Exercise instructions: Here are some records; quote them exactly, leaving out the pictures.

Information given:
###

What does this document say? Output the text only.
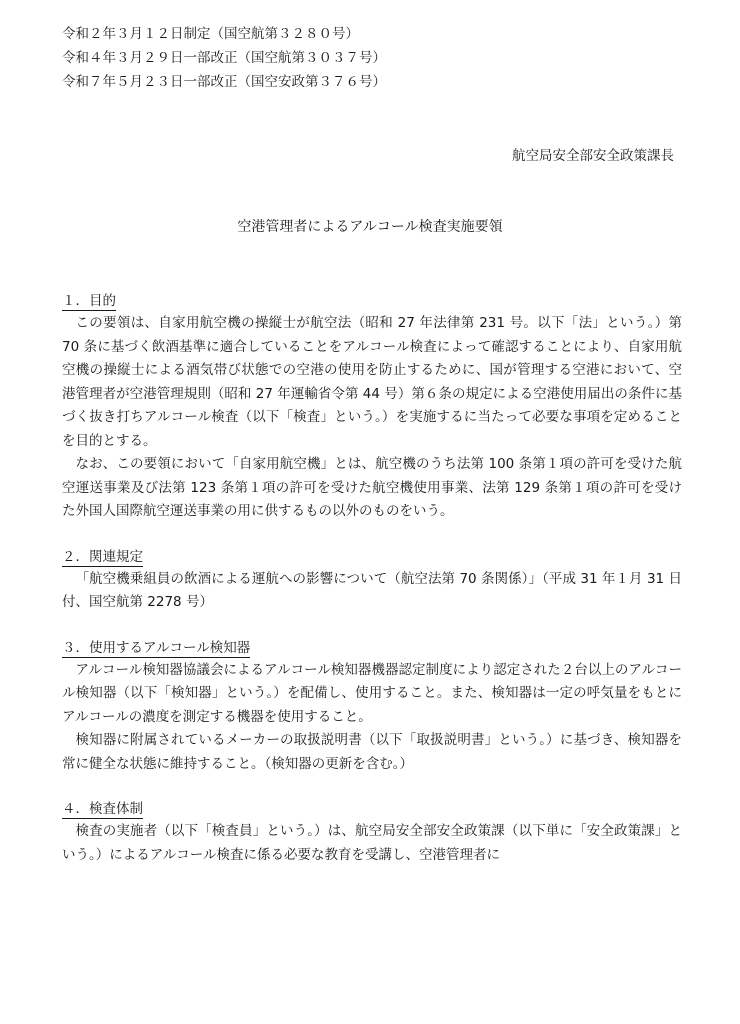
令和２年３月１２日制定（国空航第３２８０号）
令和４年３月２９日一部改正（国空航第３０３７号）
令和７年５月２３日一部改正（国空安政第３７６号）
航空局安全部安全政策課長
空港管理者によるアルコール検査実施要領
１．目的

この要領は、自家用航空機の操縦士が航空法（昭和 27 年法律第 231 号。以下「法」という。）第 70 条に基づく飲酒基準に適合していることをアルコール検査によって確認することにより、自家用航空機の操縦士による酒気帯び状態での空港の使用を防止するために、国が管理する空港において、空港管理者が空港管理規則（昭和 27 年運輸省令第 44 号）第６条の規定による空港使用届出の条件に基づく抜き打ちアルコール検査（以下「検査」という。）を実施するに当たって必要な事項を定めることを目的とする。

なお、この要領において「自家用航空機」とは、航空機のうち法第 100 条第１項の許可を受けた航空運送事業及び法第 123 条第１項の許可を受けた航空機使用事業、法第 129 条第１項の許可を受けた外国人国際航空運送事業の用に供するもの以外のものをいう。

２．関連規定

「航空機乗組員の飲酒による運航への影響について（航空法第 70 条関係）」（平成 31 年１月 31 日付、国空航第 2278 号）

３．使用するアルコール検知器

アルコール検知器協議会によるアルコール検知器機器認定制度により認定された２台以上のアルコール検知器（以下「検知器」という。）を配備し、使用すること。また、検知器は一定の呼気量をもとにアルコールの濃度を測定する機器を使用すること。

検知器に附属されているメーカーの取扱説明書（以下「取扱説明書」という。）に基づき、検知器を常に健全な状態に維持すること。（検知器の更新を含む。）

４．検査体制

検査の実施者（以下「検査員」という。）は、航空局安全部安全政策課（以下単に「安全政策課」という。）によるアルコール検査に係る必要な教育を受講し、空港管理者に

###

Answer to the exercise:
What does this document say? Output the text only.
令和２年３月１２日制定（国空航第３２８０号）
令和４年３月２９日一部改正（国空航第３０３７号）
令和７年５月２３日一部改正（国空安政第３７６号）
航空局安全部安全政策課長
空港管理者によるアルコール検査実施要領
１．目的

この要領は、自家用航空機の操縦士が航空法（昭和 27 年法律第 231 号。以下「法」という。）第 70 条に基づく飲酒基準に適合していることをアルコール検査によって確認することにより、自家用航空機の操縦士による酒気帯び状態での空港の使用を防止するために、国が管理する空港において、空港管理者が空港管理規則（昭和 27 年運輸省令第 44 号）第６条の規定による空港使用届出の条件に基づく抜き打ちアルコール検査（以下「検査」という。）を実施するに当たって必要な事項を定めることを目的とする。

なお、この要領において「自家用航空機」とは、航空機のうち法第 100 条第１項の許可を受けた航空運送事業及び法第 123 条第１項の許可を受けた航空機使用事業、法第 129 条第１項の許可を受けた外国人国際航空運送事業の用に供するもの以外のものをいう。

２．関連規定

「航空機乗組員の飲酒による運航への影響について（航空法第 70 条関係）」（平成 31 年１月 31 日付、国空航第 2278 号）

３．使用するアルコール検知器

アルコール検知器協議会によるアルコール検知器機器認定制度により認定された２台以上のアルコール検知器（以下「検知器」という。）を配備し、使用すること。また、検知器は一定の呼気量をもとにアルコールの濃度を測定する機器を使用すること。

検知器に附属されているメーカーの取扱説明書（以下「取扱説明書」という。）に基づき、検知器を常に健全な状態に維持すること。（検知器の更新を含む。）

４．検査体制

検査の実施者（以下「検査員」という。）は、航空局安全部安全政策課（以下単に「安全政策課」という。）によるアルコール検査に係る必要な教育を受講し、空港管理者に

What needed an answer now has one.